Data tied to figure images:
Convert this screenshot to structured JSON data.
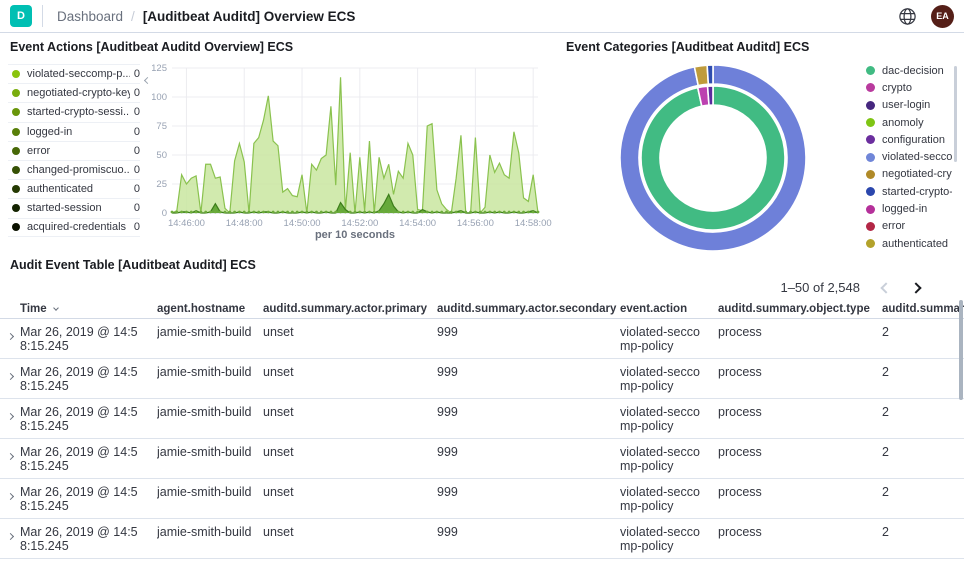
{
  "header": {
    "logo_letter": "D",
    "logo_color": "#00bfb3",
    "breadcrumb": "Dashboard",
    "breadcrumb_separator": "/",
    "title": "[Auditbeat Auditd] Overview ECS",
    "avatar_initials": "EA",
    "avatar_color": "#551f18",
    "icons": {
      "help": "globe-icon",
      "user": "avatar"
    }
  },
  "panels": {
    "event_actions": {
      "title": "Event Actions [Auditbeat Auditd Overview] ECS",
      "legend": [
        {
          "label": "violated-seccomp-p...",
          "value": "0",
          "color": "#8ac40e"
        },
        {
          "label": "negotiated-crypto-key",
          "value": "0",
          "color": "#79ad0d"
        },
        {
          "label": "started-crypto-sessi...",
          "value": "0",
          "color": "#69960b"
        },
        {
          "label": "logged-in",
          "value": "0",
          "color": "#587f09"
        },
        {
          "label": "error",
          "value": "0",
          "color": "#476807"
        },
        {
          "label": "changed-promiscuo...",
          "value": "0",
          "color": "#365105"
        },
        {
          "label": "authenticated",
          "value": "0",
          "color": "#253a03"
        },
        {
          "label": "started-session",
          "value": "0",
          "color": "#142301"
        },
        {
          "label": "acquired-credentials",
          "value": "0",
          "color": "#0b1200"
        }
      ]
    },
    "event_categories": {
      "title": "Event Categories [Auditbeat Auditd] ECS",
      "legend": [
        {
          "label": "dac-decision",
          "color": "#41bb83"
        },
        {
          "label": "crypto",
          "color": "#b93b9e"
        },
        {
          "label": "user-login",
          "color": "#46277f"
        },
        {
          "label": "anomoly",
          "color": "#7fc514"
        },
        {
          "label": "configuration",
          "color": "#6b2e9e"
        },
        {
          "label": "violated-seccomp...",
          "color": "#7086d8"
        },
        {
          "label": "negotiated-crypto...",
          "color": "#b08a28"
        },
        {
          "label": "started-crypto-se...",
          "color": "#2b47ad"
        },
        {
          "label": "logged-in",
          "color": "#b5309a"
        },
        {
          "label": "error",
          "color": "#b32746"
        },
        {
          "label": "authenticated",
          "color": "#b3a22b"
        }
      ]
    },
    "audit_table": {
      "title": "Audit Event Table [Auditbeat Auditd] ECS",
      "pagination": {
        "range": "1–50 of 2,548"
      },
      "columns": [
        {
          "label": "Time"
        },
        {
          "label": "agent.hostname"
        },
        {
          "label": "auditd.summary.actor.primary"
        },
        {
          "label": "auditd.summary.actor.secondary"
        },
        {
          "label": "event.action"
        },
        {
          "label": "auditd.summary.object.type"
        },
        {
          "label": "auditd.summary"
        }
      ],
      "rows": [
        {
          "time": "Mar 26, 2019 @ 14:58:15.245",
          "hostname": "jamie-smith-build",
          "actor_primary": "unset",
          "actor_secondary": "999",
          "event_action": "violated-seccomp-policy",
          "object_type": "process",
          "summary": "2"
        },
        {
          "time": "Mar 26, 2019 @ 14:58:15.245",
          "hostname": "jamie-smith-build",
          "actor_primary": "unset",
          "actor_secondary": "999",
          "event_action": "violated-seccomp-policy",
          "object_type": "process",
          "summary": "2"
        },
        {
          "time": "Mar 26, 2019 @ 14:58:15.245",
          "hostname": "jamie-smith-build",
          "actor_primary": "unset",
          "actor_secondary": "999",
          "event_action": "violated-seccomp-policy",
          "object_type": "process",
          "summary": "2"
        },
        {
          "time": "Mar 26, 2019 @ 14:58:15.245",
          "hostname": "jamie-smith-build",
          "actor_primary": "unset",
          "actor_secondary": "999",
          "event_action": "violated-seccomp-policy",
          "object_type": "process",
          "summary": "2"
        },
        {
          "time": "Mar 26, 2019 @ 14:58:15.245",
          "hostname": "jamie-smith-build",
          "actor_primary": "unset",
          "actor_secondary": "999",
          "event_action": "violated-seccomp-policy",
          "object_type": "process",
          "summary": "2"
        },
        {
          "time": "Mar 26, 2019 @ 14:58:15.245",
          "hostname": "jamie-smith-build",
          "actor_primary": "unset",
          "actor_secondary": "999",
          "event_action": "violated-seccomp-policy",
          "object_type": "process",
          "summary": "2"
        }
      ]
    }
  },
  "chart_data": [
    {
      "type": "area",
      "title": "Event Actions [Auditbeat Auditd Overview] ECS",
      "xlabel": "per 10 seconds",
      "ylabel": "",
      "ylim": [
        0,
        125
      ],
      "y_ticks": [
        0,
        25,
        50,
        75,
        100,
        125
      ],
      "x_tick_labels": [
        "14:46:00",
        "14:48:00",
        "14:50:00",
        "14:52:00",
        "14:54:00",
        "14:56:00",
        "14:58:00"
      ],
      "x_tick_offset": 3,
      "x_tick_every": 12,
      "grid": true,
      "legend_position": "left",
      "series": [
        {
          "name": "violated-seccomp-policy",
          "fill": "#c9e6a0",
          "line": "#8ac24e",
          "values": [
            0,
            2,
            33,
            25,
            30,
            32,
            0,
            42,
            42,
            30,
            31,
            4,
            0,
            45,
            60,
            44,
            0,
            60,
            65,
            80,
            101,
            62,
            58,
            18,
            21,
            15,
            14,
            33,
            0,
            42,
            37,
            47,
            50,
            92,
            24,
            117,
            2,
            52,
            0,
            48,
            2,
            62,
            0,
            48,
            30,
            42,
            16,
            36,
            30,
            60,
            50,
            3,
            2,
            75,
            77,
            20,
            8,
            3,
            0,
            30,
            67,
            0,
            0,
            65,
            0,
            5,
            50,
            35,
            43,
            33,
            30,
            70,
            52,
            13,
            10,
            33,
            0
          ]
        },
        {
          "name": "negotiated-crypto-key",
          "fill": "#5aa22e",
          "line": "#3c7d1a",
          "values": [
            0,
            0,
            1,
            1,
            0,
            2,
            0,
            0,
            1,
            8,
            1,
            0,
            0,
            0,
            1,
            0,
            0,
            1,
            0,
            1,
            1,
            0,
            0,
            1,
            0,
            0,
            0,
            1,
            0,
            1,
            0,
            0,
            1,
            0,
            0,
            9,
            3,
            0,
            0,
            1,
            0,
            1,
            0,
            2,
            8,
            16,
            6,
            1,
            0,
            1,
            0,
            0,
            3,
            1,
            0,
            1,
            0,
            0,
            0,
            1,
            2,
            0,
            0,
            1,
            0,
            0,
            1,
            0,
            1,
            0,
            0,
            1,
            0,
            0,
            1,
            2,
            0
          ]
        }
      ]
    },
    {
      "type": "pie",
      "title": "Event Categories [Auditbeat Auditd] ECS",
      "donut": true,
      "rings": [
        {
          "name": "inner",
          "r0": 53,
          "r1": 72,
          "slices": [
            {
              "label": "dac-decision",
              "pct": 96.6,
              "color": "#41bb83"
            },
            {
              "label": "crypto",
              "pct": 2.2,
              "color": "#bc41b0"
            },
            {
              "label": "user-login",
              "pct": 1.2,
              "color": "#5a2b9d"
            }
          ]
        },
        {
          "name": "outer",
          "r0": 74,
          "r1": 93,
          "slices": [
            {
              "label": "violated-seccomp-policy",
              "pct": 96.8,
              "color": "#6e80d9"
            },
            {
              "label": "negotiated-crypto-key",
              "pct": 2.2,
              "color": "#bf9b3b"
            },
            {
              "label": "started-crypto-session",
              "pct": 1.0,
              "color": "#2f4dae"
            }
          ]
        }
      ]
    }
  ]
}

→ Directions for this task: Transcribe every line in the entries above, taking out only the images.

→ Response to this task:
Convert this screenshot to structured JSON data.
{
  "header": {
    "logo_letter": "D",
    "logo_color": "#00bfb3",
    "breadcrumb": "Dashboard",
    "breadcrumb_separator": "/",
    "title": "[Auditbeat Auditd] Overview ECS",
    "avatar_initials": "EA",
    "avatar_color": "#551f18",
    "icons": {
      "help": "globe-icon",
      "user": "avatar"
    }
  },
  "panels": {
    "event_actions": {
      "title": "Event Actions [Auditbeat Auditd Overview] ECS",
      "legend": [
        {
          "label": "violated-seccomp-p...",
          "value": "0",
          "color": "#8ac40e"
        },
        {
          "label": "negotiated-crypto-key",
          "value": "0",
          "color": "#79ad0d"
        },
        {
          "label": "started-crypto-sessi...",
          "value": "0",
          "color": "#69960b"
        },
        {
          "label": "logged-in",
          "value": "0",
          "color": "#587f09"
        },
        {
          "label": "error",
          "value": "0",
          "color": "#476807"
        },
        {
          "label": "changed-promiscuo...",
          "value": "0",
          "color": "#365105"
        },
        {
          "label": "authenticated",
          "value": "0",
          "color": "#253a03"
        },
        {
          "label": "started-session",
          "value": "0",
          "color": "#142301"
        },
        {
          "label": "acquired-credentials",
          "value": "0",
          "color": "#0b1200"
        }
      ]
    },
    "event_categories": {
      "title": "Event Categories [Auditbeat Auditd] ECS",
      "legend": [
        {
          "label": "dac-decision",
          "color": "#41bb83"
        },
        {
          "label": "crypto",
          "color": "#b93b9e"
        },
        {
          "label": "user-login",
          "color": "#46277f"
        },
        {
          "label": "anomoly",
          "color": "#7fc514"
        },
        {
          "label": "configuration",
          "color": "#6b2e9e"
        },
        {
          "label": "violated-seccomp...",
          "color": "#7086d8"
        },
        {
          "label": "negotiated-crypto...",
          "color": "#b08a28"
        },
        {
          "label": "started-crypto-se...",
          "color": "#2b47ad"
        },
        {
          "label": "logged-in",
          "color": "#b5309a"
        },
        {
          "label": "error",
          "color": "#b32746"
        },
        {
          "label": "authenticated",
          "color": "#b3a22b"
        }
      ]
    },
    "audit_table": {
      "title": "Audit Event Table [Auditbeat Auditd] ECS",
      "pagination": {
        "range": "1–50 of 2,548"
      },
      "columns": [
        {
          "label": "Time"
        },
        {
          "label": "agent.hostname"
        },
        {
          "label": "auditd.summary.actor.primary"
        },
        {
          "label": "auditd.summary.actor.secondary"
        },
        {
          "label": "event.action"
        },
        {
          "label": "auditd.summary.object.type"
        },
        {
          "label": "auditd.summary"
        }
      ],
      "rows": [
        {
          "time": "Mar 26, 2019 @ 14:58:15.245",
          "hostname": "jamie-smith-build",
          "actor_primary": "unset",
          "actor_secondary": "999",
          "event_action": "violated-seccomp-policy",
          "object_type": "process",
          "summary": "2"
        },
        {
          "time": "Mar 26, 2019 @ 14:58:15.245",
          "hostname": "jamie-smith-build",
          "actor_primary": "unset",
          "actor_secondary": "999",
          "event_action": "violated-seccomp-policy",
          "object_type": "process",
          "summary": "2"
        },
        {
          "time": "Mar 26, 2019 @ 14:58:15.245",
          "hostname": "jamie-smith-build",
          "actor_primary": "unset",
          "actor_secondary": "999",
          "event_action": "violated-seccomp-policy",
          "object_type": "process",
          "summary": "2"
        },
        {
          "time": "Mar 26, 2019 @ 14:58:15.245",
          "hostname": "jamie-smith-build",
          "actor_primary": "unset",
          "actor_secondary": "999",
          "event_action": "violated-seccomp-policy",
          "object_type": "process",
          "summary": "2"
        },
        {
          "time": "Mar 26, 2019 @ 14:58:15.245",
          "hostname": "jamie-smith-build",
          "actor_primary": "unset",
          "actor_secondary": "999",
          "event_action": "violated-seccomp-policy",
          "object_type": "process",
          "summary": "2"
        },
        {
          "time": "Mar 26, 2019 @ 14:58:15.245",
          "hostname": "jamie-smith-build",
          "actor_primary": "unset",
          "actor_secondary": "999",
          "event_action": "violated-seccomp-policy",
          "object_type": "process",
          "summary": "2"
        }
      ]
    }
  },
  "chart_data": [
    {
      "type": "area",
      "title": "Event Actions [Auditbeat Auditd Overview] ECS",
      "xlabel": "per 10 seconds",
      "ylabel": "",
      "ylim": [
        0,
        125
      ],
      "y_ticks": [
        0,
        25,
        50,
        75,
        100,
        125
      ],
      "x_tick_labels": [
        "14:46:00",
        "14:48:00",
        "14:50:00",
        "14:52:00",
        "14:54:00",
        "14:56:00",
        "14:58:00"
      ],
      "x_tick_offset": 3,
      "x_tick_every": 12,
      "grid": true,
      "legend_position": "left",
      "series": [
        {
          "name": "violated-seccomp-policy",
          "fill": "#c9e6a0",
          "line": "#8ac24e",
          "values": [
            0,
            2,
            33,
            25,
            30,
            32,
            0,
            42,
            42,
            30,
            31,
            4,
            0,
            45,
            60,
            44,
            0,
            60,
            65,
            80,
            101,
            62,
            58,
            18,
            21,
            15,
            14,
            33,
            0,
            42,
            37,
            47,
            50,
            92,
            24,
            117,
            2,
            52,
            0,
            48,
            2,
            62,
            0,
            48,
            30,
            42,
            16,
            36,
            30,
            60,
            50,
            3,
            2,
            75,
            77,
            20,
            8,
            3,
            0,
            30,
            67,
            0,
            0,
            65,
            0,
            5,
            50,
            35,
            43,
            33,
            30,
            70,
            52,
            13,
            10,
            33,
            0
          ]
        },
        {
          "name": "negotiated-crypto-key",
          "fill": "#5aa22e",
          "line": "#3c7d1a",
          "values": [
            0,
            0,
            1,
            1,
            0,
            2,
            0,
            0,
            1,
            8,
            1,
            0,
            0,
            0,
            1,
            0,
            0,
            1,
            0,
            1,
            1,
            0,
            0,
            1,
            0,
            0,
            0,
            1,
            0,
            1,
            0,
            0,
            1,
            0,
            0,
            9,
            3,
            0,
            0,
            1,
            0,
            1,
            0,
            2,
            8,
            16,
            6,
            1,
            0,
            1,
            0,
            0,
            3,
            1,
            0,
            1,
            0,
            0,
            0,
            1,
            2,
            0,
            0,
            1,
            0,
            0,
            1,
            0,
            1,
            0,
            0,
            1,
            0,
            0,
            1,
            2,
            0
          ]
        }
      ]
    },
    {
      "type": "pie",
      "title": "Event Categories [Auditbeat Auditd] ECS",
      "donut": true,
      "rings": [
        {
          "name": "inner",
          "r0": 53,
          "r1": 72,
          "slices": [
            {
              "label": "dac-decision",
              "pct": 96.6,
              "color": "#41bb83"
            },
            {
              "label": "crypto",
              "pct": 2.2,
              "color": "#bc41b0"
            },
            {
              "label": "user-login",
              "pct": 1.2,
              "color": "#5a2b9d"
            }
          ]
        },
        {
          "name": "outer",
          "r0": 74,
          "r1": 93,
          "slices": [
            {
              "label": "violated-seccomp-policy",
              "pct": 96.8,
              "color": "#6e80d9"
            },
            {
              "label": "negotiated-crypto-key",
              "pct": 2.2,
              "color": "#bf9b3b"
            },
            {
              "label": "started-crypto-session",
              "pct": 1.0,
              "color": "#2f4dae"
            }
          ]
        }
      ]
    }
  ]
}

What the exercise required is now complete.